** Start Stored records **

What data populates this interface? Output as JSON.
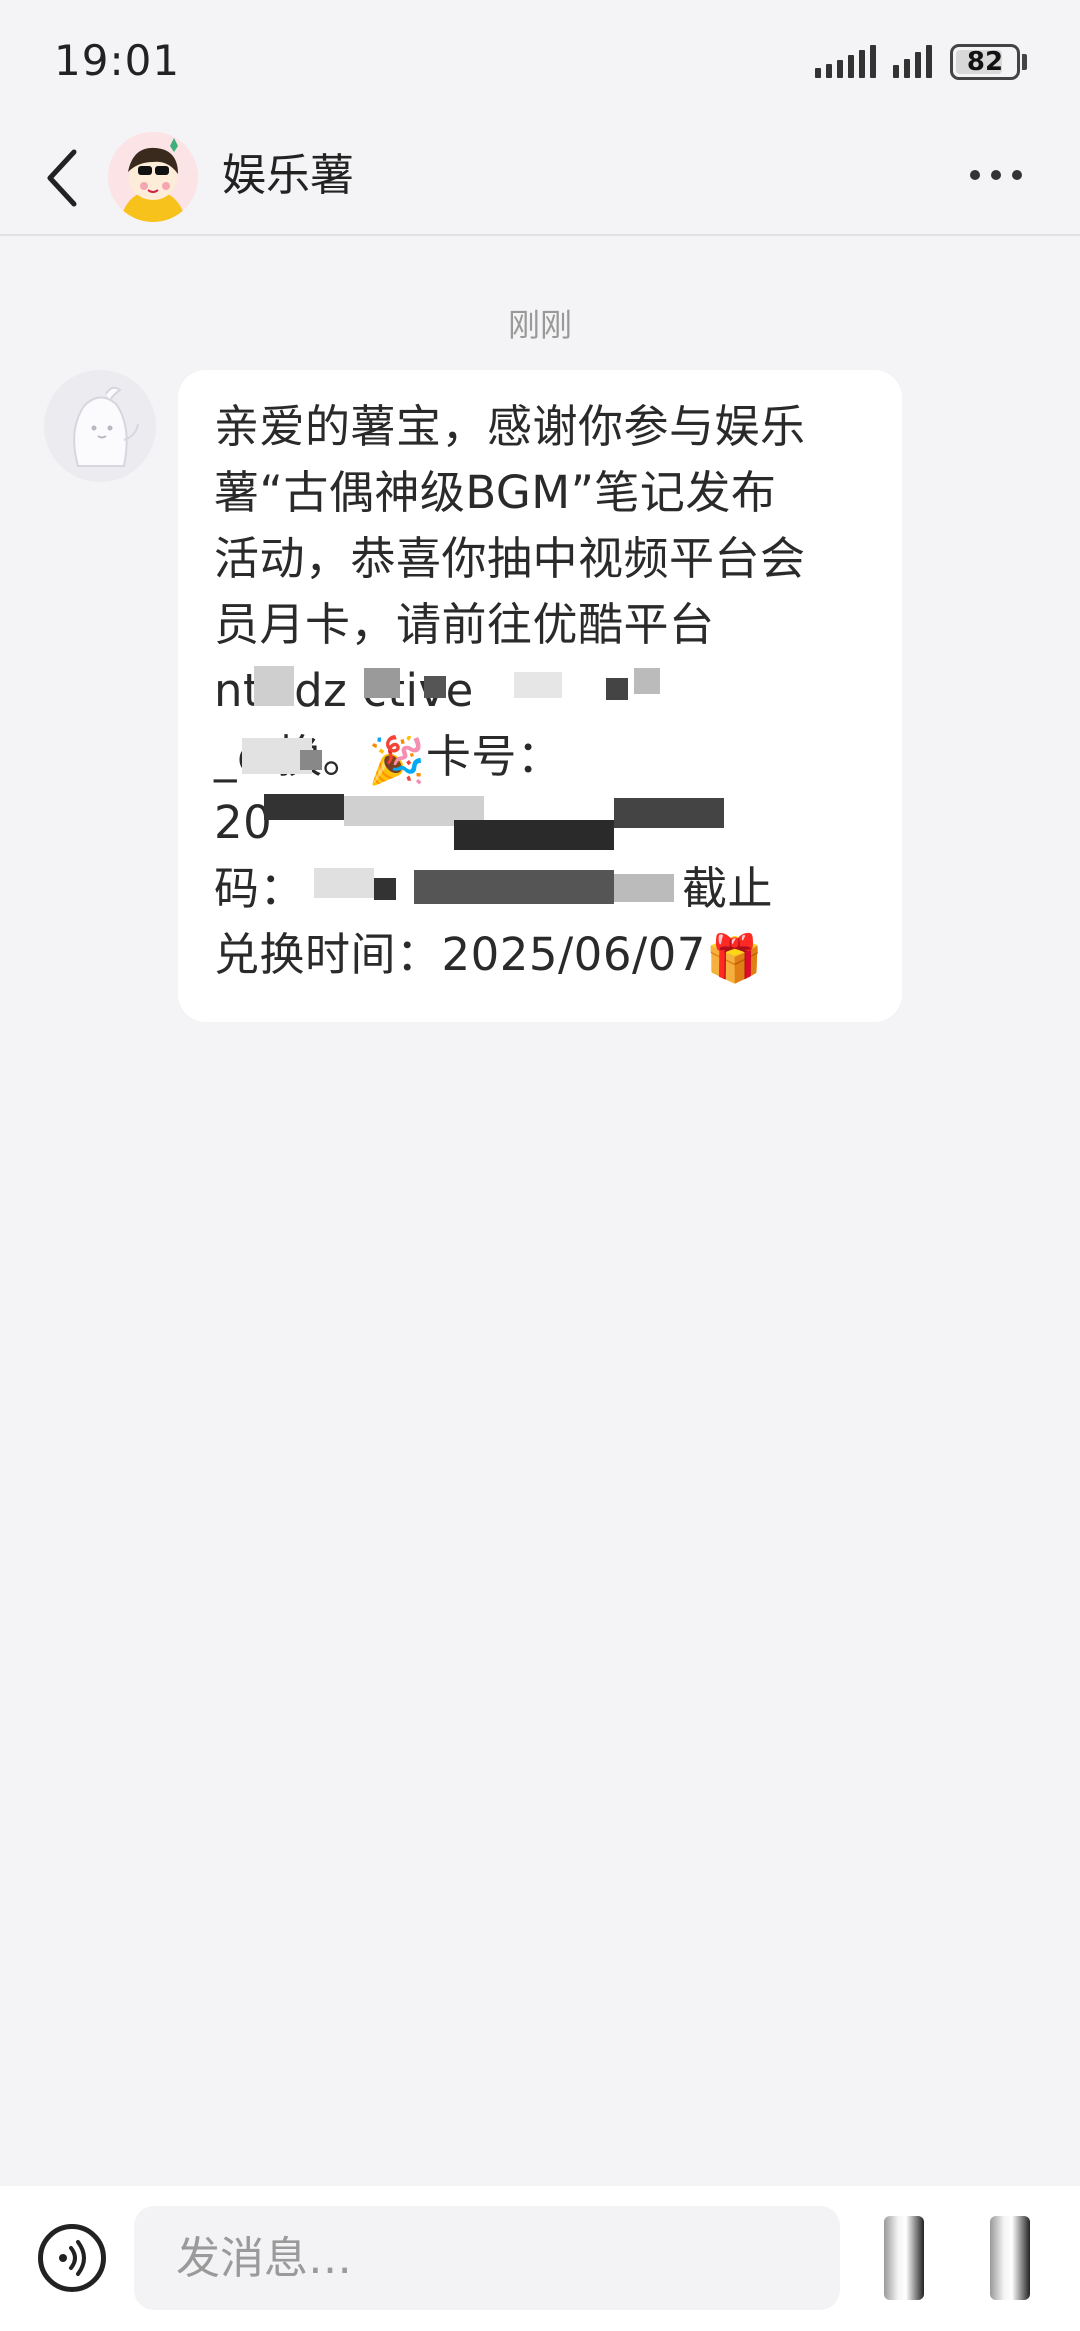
{
  "status_bar": {
    "time": "19:01",
    "battery": "82",
    "battery_level": 0.82
  },
  "header": {
    "title": "娱乐薯",
    "back_icon": "chevron-left-icon",
    "more_icon": "more-horizontal-icon"
  },
  "chat": {
    "timestamp": "刚刚",
    "message": {
      "lines": [
        "亲爱的薯宝，感谢你参与娱乐",
        "薯“古偶神级BGM”笔记发布",
        "活动，恭喜你抽中视频平台会",
        "员月卡，请前往优酷平台",
        "ntt     dz         ctive",
        "_c      换。",
        "卡号：",
        "20",
        "码：",
        "截止",
        "兑换时间：2025/06/07"
      ],
      "emoji_party": "🎉",
      "emoji_gift": "🎁"
    }
  },
  "input_bar": {
    "placeholder": "发消息…",
    "voice_icon": "voice-wave-icon"
  },
  "colors": {
    "background": "#f4f4f6",
    "bubble": "#ffffff",
    "timestamp": "#999999",
    "text": "#2a2a2a"
  }
}
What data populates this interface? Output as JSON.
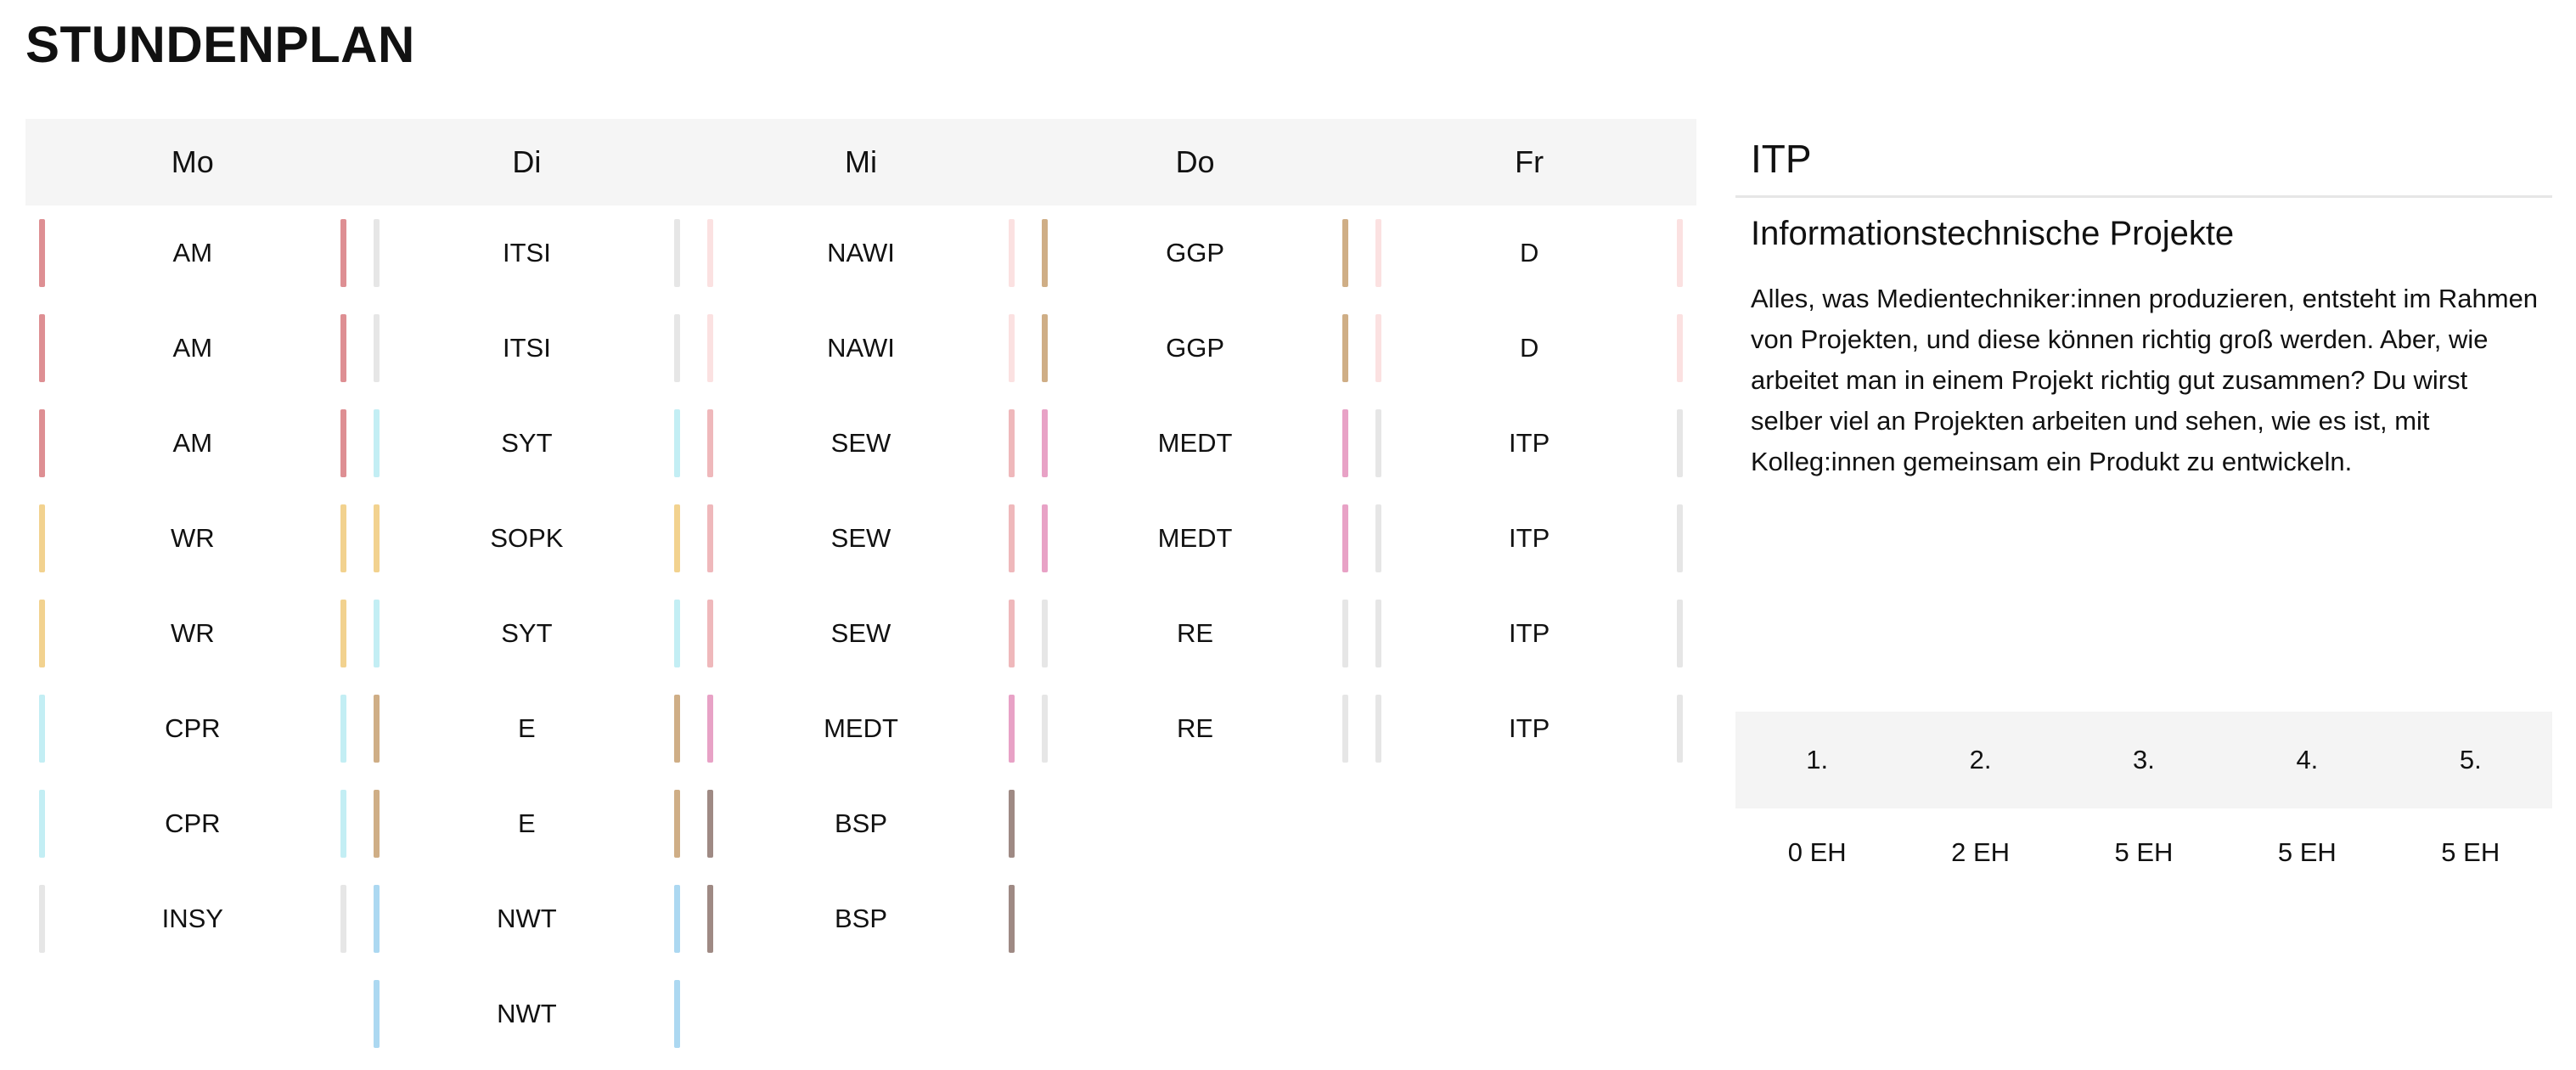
{
  "title": "STUNDENPLAN",
  "days": [
    "Mo",
    "Di",
    "Mi",
    "Do",
    "Fr"
  ],
  "colors": {
    "AM": "#de8f93",
    "ITSI": "#e6e6e6",
    "NAWI": "#fbe1e1",
    "GGP": "#cfae86",
    "D": "#fbe1e1",
    "SYT": "#c3eef4",
    "SEW": "#efb8bb",
    "MEDT": "#e8a2c6",
    "ITP": "#e6e6e6",
    "WR": "#f2d28f",
    "SOPK": "#f2d28f",
    "RE": "#e6e6e6",
    "CPR": "#c3eef4",
    "E": "#cfae86",
    "BSP": "#9f8a84",
    "INSY": "#e6e6e6",
    "NWT": "#acd8f1"
  },
  "schedule": [
    [
      "AM",
      "AM",
      "AM",
      "WR",
      "WR",
      "CPR",
      "CPR",
      "INSY"
    ],
    [
      "ITSI",
      "ITSI",
      "SYT",
      "SOPK",
      "SYT",
      "E",
      "E",
      "NWT",
      "NWT"
    ],
    [
      "NAWI",
      "NAWI",
      "SEW",
      "SEW",
      "SEW",
      "MEDT",
      "BSP",
      "BSP"
    ],
    [
      "GGP",
      "GGP",
      "MEDT",
      "MEDT",
      "RE",
      "RE"
    ],
    [
      "D",
      "D",
      "ITP",
      "ITP",
      "ITP",
      "ITP"
    ]
  ],
  "detail": {
    "code": "ITP",
    "name": "Informationstechnische Projekte",
    "description": "Alles, was Medientechniker:innen produzieren, entsteht im Rahmen von Projekten, und diese können richtig groß werden. Aber, wie arbeitet man in einem Projekt richtig gut zusammen? Du wirst selber viel an Projekten arbeiten und sehen, wie es ist, mit Kolleg:innen gemeinsam ein Produkt zu entwickeln.",
    "years": [
      "1.",
      "2.",
      "3.",
      "4.",
      "5."
    ],
    "hours": [
      "0 EH",
      "2 EH",
      "5 EH",
      "5 EH",
      "5 EH"
    ]
  }
}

** End Stored records **

Without the pictures, return all the records precisely as they stand.

What data populates this interface? Output as JSON.
{
  "status_bar": {
    "time": "19:01",
    "battery": "82",
    "battery_level": 0.82
  },
  "header": {
    "title": "娱乐薯",
    "back_icon": "chevron-left-icon",
    "more_icon": "more-horizontal-icon"
  },
  "chat": {
    "timestamp": "刚刚",
    "message": {
      "lines": [
        "亲爱的薯宝，感谢你参与娱乐",
        "薯“古偶神级BGM”笔记发布",
        "活动，恭喜你抽中视频平台会",
        "员月卡，请前往优酷平台",
        "ntt     dz         ctive",
        "_c      换。",
        "卡号：",
        "20",
        "码：",
        "截止",
        "兑换时间：2025/06/07"
      ],
      "emoji_party": "🎉",
      "emoji_gift": "🎁"
    }
  },
  "input_bar": {
    "placeholder": "发消息…",
    "voice_icon": "voice-wave-icon"
  },
  "colors": {
    "background": "#f4f4f6",
    "bubble": "#ffffff",
    "timestamp": "#999999",
    "text": "#2a2a2a"
  }
}
What data populates this interface? Output as JSON.
{
  "title": "STUNDENPLAN",
  "days": [
    "Mo",
    "Di",
    "Mi",
    "Do",
    "Fr"
  ],
  "colors": {
    "AM": "#de8f93",
    "ITSI": "#e6e6e6",
    "NAWI": "#fbe1e1",
    "GGP": "#cfae86",
    "D": "#fbe1e1",
    "SYT": "#c3eef4",
    "SEW": "#efb8bb",
    "MEDT": "#e8a2c6",
    "ITP": "#e6e6e6",
    "WR": "#f2d28f",
    "SOPK": "#f2d28f",
    "RE": "#e6e6e6",
    "CPR": "#c3eef4",
    "E": "#cfae86",
    "BSP": "#9f8a84",
    "INSY": "#e6e6e6",
    "NWT": "#acd8f1"
  },
  "schedule": [
    [
      "AM",
      "AM",
      "AM",
      "WR",
      "WR",
      "CPR",
      "CPR",
      "INSY"
    ],
    [
      "ITSI",
      "ITSI",
      "SYT",
      "SOPK",
      "SYT",
      "E",
      "E",
      "NWT",
      "NWT"
    ],
    [
      "NAWI",
      "NAWI",
      "SEW",
      "SEW",
      "SEW",
      "MEDT",
      "BSP",
      "BSP"
    ],
    [
      "GGP",
      "GGP",
      "MEDT",
      "MEDT",
      "RE",
      "RE"
    ],
    [
      "D",
      "D",
      "ITP",
      "ITP",
      "ITP",
      "ITP"
    ]
  ],
  "detail": {
    "code": "ITP",
    "name": "Informationstechnische Projekte",
    "description": "Alles, was Medientechniker:innen produzieren, entsteht im Rahmen von Projekten, und diese können richtig groß werden. Aber, wie arbeitet man in einem Projekt richtig gut zusammen? Du wirst selber viel an Projekten arbeiten und sehen, wie es ist, mit Kolleg:innen gemeinsam ein Produkt zu entwickeln.",
    "years": [
      "1.",
      "2.",
      "3.",
      "4.",
      "5."
    ],
    "hours": [
      "0 EH",
      "2 EH",
      "5 EH",
      "5 EH",
      "5 EH"
    ]
  }
}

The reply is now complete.